## start INPUT

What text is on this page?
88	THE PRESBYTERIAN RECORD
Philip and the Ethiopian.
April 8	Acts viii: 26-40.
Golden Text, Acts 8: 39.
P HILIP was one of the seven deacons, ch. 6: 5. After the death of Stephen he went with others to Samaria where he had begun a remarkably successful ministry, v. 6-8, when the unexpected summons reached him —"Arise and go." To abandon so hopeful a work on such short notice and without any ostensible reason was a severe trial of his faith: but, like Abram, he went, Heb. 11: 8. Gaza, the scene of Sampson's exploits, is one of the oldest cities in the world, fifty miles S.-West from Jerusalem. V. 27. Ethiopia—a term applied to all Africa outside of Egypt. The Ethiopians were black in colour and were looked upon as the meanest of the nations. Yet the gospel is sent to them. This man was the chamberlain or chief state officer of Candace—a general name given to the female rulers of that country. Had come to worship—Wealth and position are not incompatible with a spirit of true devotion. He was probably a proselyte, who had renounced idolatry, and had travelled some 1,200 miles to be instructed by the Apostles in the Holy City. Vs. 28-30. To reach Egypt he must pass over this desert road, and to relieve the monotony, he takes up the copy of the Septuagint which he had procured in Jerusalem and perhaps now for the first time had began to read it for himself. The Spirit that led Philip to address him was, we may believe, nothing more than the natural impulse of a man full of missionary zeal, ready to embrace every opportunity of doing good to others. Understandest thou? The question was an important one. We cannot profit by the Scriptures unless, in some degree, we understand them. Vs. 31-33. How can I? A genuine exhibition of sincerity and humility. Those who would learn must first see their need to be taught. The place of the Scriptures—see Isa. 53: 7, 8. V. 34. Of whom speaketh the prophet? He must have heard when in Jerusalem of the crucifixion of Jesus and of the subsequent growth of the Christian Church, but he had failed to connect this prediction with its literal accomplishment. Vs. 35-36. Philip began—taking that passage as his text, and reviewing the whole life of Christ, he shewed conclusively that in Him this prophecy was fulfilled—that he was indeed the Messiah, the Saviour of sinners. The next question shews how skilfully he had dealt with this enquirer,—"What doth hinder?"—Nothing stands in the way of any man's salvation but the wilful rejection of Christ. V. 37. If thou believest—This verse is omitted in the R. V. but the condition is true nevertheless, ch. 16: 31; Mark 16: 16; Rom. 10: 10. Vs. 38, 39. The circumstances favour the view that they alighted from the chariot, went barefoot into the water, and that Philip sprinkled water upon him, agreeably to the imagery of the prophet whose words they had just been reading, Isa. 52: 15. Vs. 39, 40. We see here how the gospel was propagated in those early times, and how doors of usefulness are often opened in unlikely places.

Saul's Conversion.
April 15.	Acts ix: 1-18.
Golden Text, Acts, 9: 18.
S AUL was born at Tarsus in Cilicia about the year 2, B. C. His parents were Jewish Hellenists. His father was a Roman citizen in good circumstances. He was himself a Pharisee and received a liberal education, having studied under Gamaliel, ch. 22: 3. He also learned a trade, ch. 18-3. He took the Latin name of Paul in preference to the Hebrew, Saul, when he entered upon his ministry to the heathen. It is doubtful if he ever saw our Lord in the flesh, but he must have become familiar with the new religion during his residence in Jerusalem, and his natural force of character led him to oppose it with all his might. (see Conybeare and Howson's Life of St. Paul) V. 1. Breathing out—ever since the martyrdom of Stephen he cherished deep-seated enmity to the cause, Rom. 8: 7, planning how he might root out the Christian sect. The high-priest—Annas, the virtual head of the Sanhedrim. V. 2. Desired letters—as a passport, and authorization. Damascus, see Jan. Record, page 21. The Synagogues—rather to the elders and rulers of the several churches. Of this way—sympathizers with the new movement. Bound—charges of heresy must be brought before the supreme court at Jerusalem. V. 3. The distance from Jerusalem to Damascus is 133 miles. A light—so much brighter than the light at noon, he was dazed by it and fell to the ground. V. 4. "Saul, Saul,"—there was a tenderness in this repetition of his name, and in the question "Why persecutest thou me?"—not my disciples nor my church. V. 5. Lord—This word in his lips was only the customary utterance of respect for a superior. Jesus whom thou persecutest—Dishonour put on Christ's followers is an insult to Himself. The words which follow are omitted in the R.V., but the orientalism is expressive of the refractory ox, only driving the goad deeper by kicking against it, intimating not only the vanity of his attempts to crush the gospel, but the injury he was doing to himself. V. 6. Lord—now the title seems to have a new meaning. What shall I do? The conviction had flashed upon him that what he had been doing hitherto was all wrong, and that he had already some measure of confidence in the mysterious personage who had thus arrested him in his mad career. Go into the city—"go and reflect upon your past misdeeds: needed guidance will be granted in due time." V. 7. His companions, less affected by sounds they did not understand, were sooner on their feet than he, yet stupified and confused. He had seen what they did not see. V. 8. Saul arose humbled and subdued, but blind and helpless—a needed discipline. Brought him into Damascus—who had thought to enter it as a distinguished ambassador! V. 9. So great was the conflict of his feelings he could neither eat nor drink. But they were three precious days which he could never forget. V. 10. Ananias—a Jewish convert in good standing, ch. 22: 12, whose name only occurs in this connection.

## end INPUT

TO BE DONE.
Return all the data exactly as given.

REPLY TO THE EXERCISE.
What text is on this page?
88	THE PRESBYTERIAN RECORD
Philip and the Ethiopian.
April 8	Acts viii: 26-40.
Golden Text, Acts 8: 39.
P HILIP was one of the seven deacons, ch. 6: 5. After the death of Stephen he went with others to Samaria where he had begun a remarkably successful ministry, v. 6-8, when the unexpected summons reached him —"Arise and go." To abandon so hopeful a work on such short notice and without any ostensible reason was a severe trial of his faith: but, like Abram, he went, Heb. 11: 8. Gaza, the scene of Sampson's exploits, is one of the oldest cities in the world, fifty miles S.-West from Jerusalem. V. 27. Ethiopia—a term applied to all Africa outside of Egypt. The Ethiopians were black in colour and were looked upon as the meanest of the nations. Yet the gospel is sent to them. This man was the chamberlain or chief state officer of Candace—a general name given to the female rulers of that country. Had come to worship—Wealth and position are not incompatible with a spirit of true devotion. He was probably a proselyte, who had renounced idolatry, and had travelled some 1,200 miles to be instructed by the Apostles in the Holy City. Vs. 28-30. To reach Egypt he must pass over this desert road, and to relieve the monotony, he takes up the copy of the Septuagint which he had procured in Jerusalem and perhaps now for the first time had began to read it for himself. The Spirit that led Philip to address him was, we may believe, nothing more than the natural impulse of a man full of missionary zeal, ready to embrace every opportunity of doing good to others. Understandest thou? The question was an important one. We cannot profit by the Scriptures unless, in some degree, we understand them. Vs. 31-33. How can I? A genuine exhibition of sincerity and humility. Those who would learn must first see their need to be taught. The place of the Scriptures—see Isa. 53: 7, 8. V. 34. Of whom speaketh the prophet? He must have heard when in Jerusalem of the crucifixion of Jesus and of the subsequent growth of the Christian Church, but he had failed to connect this prediction with its literal accomplishment. Vs. 35-36. Philip began—taking that passage as his text, and reviewing the whole life of Christ, he shewed conclusively that in Him this prophecy was fulfilled—that he was indeed the Messiah, the Saviour of sinners. The next question shews how skilfully he had dealt with this enquirer,—"What doth hinder?"—Nothing stands in the way of any man's salvation but the wilful rejection of Christ. V. 37. If thou believest—This verse is omitted in the R. V. but the condition is true nevertheless, ch. 16: 31; Mark 16: 16; Rom. 10: 10. Vs. 38, 39. The circumstances favour the view that they alighted from the chariot, went barefoot into the water, and that Philip sprinkled water upon him, agreeably to the imagery of the prophet whose words they had just been reading, Isa. 52: 15. Vs. 39, 40. We see here how the gospel was propagated in those early times, and how doors of usefulness are often opened in unlikely places.

Saul's Conversion.
April 15.	Acts ix: 1-18.
Golden Text, Acts, 9: 18.
S AUL was born at Tarsus in Cilicia about the year 2, B. C. His parents were Jewish Hellenists. His father was a Roman citizen in good circumstances. He was himself a Pharisee and received a liberal education, having studied under Gamaliel, ch. 22: 3. He also learned a trade, ch. 18-3. He took the Latin name of Paul in preference to the Hebrew, Saul, when he entered upon his ministry to the heathen. It is doubtful if he ever saw our Lord in the flesh, but he must have become familiar with the new religion during his residence in Jerusalem, and his natural force of character led him to oppose it with all his might. (see Conybeare and Howson's Life of St. Paul) V. 1. Breathing out—ever since the martyrdom of Stephen he cherished deep-seated enmity to the cause, Rom. 8: 7, planning how he might root out the Christian sect. The high-priest—Annas, the virtual head of the Sanhedrim. V. 2. Desired letters—as a passport, and authorization. Damascus, see Jan. Record, page 21. The Synagogues—rather to the elders and rulers of the several churches. Of this way—sympathizers with the new movement. Bound—charges of heresy must be brought before the supreme court at Jerusalem. V. 3. The distance from Jerusalem to Damascus is 133 miles. A light—so much brighter than the light at noon, he was dazed by it and fell to the ground. V. 4. "Saul, Saul,"—there was a tenderness in this repetition of his name, and in the question "Why persecutest thou me?"—not my disciples nor my church. V. 5. Lord—This word in his lips was only the customary utterance of respect for a superior. Jesus whom thou persecutest—Dishonour put on Christ's followers is an insult to Himself. The words which follow are omitted in the R.V., but the orientalism is expressive of the refractory ox, only driving the goad deeper by kicking against it, intimating not only the vanity of his attempts to crush the gospel, but the injury he was doing to himself. V. 6. Lord—now the title seems to have a new meaning. What shall I do? The conviction had flashed upon him that what he had been doing hitherto was all wrong, and that he had already some measure of confidence in the mysterious personage who had thus arrested him in his mad career. Go into the city—"go and reflect upon your past misdeeds: needed guidance will be granted in due time." V. 7. His companions, less affected by sounds they did not understand, were sooner on their feet than he, yet stupified and confused. He had seen what they did not see. V. 8. Saul arose humbled and subdued, but blind and helpless—a needed discipline. Brought him into Damascus—who had thought to enter it as a distinguished ambassador! V. 9. So great was the conflict of his feelings he could neither eat nor drink. But they were three precious days which he could never forget. V. 10. Ananias—a Jewish convert in good standing, ch. 22: 12, whose name only occurs in this connection.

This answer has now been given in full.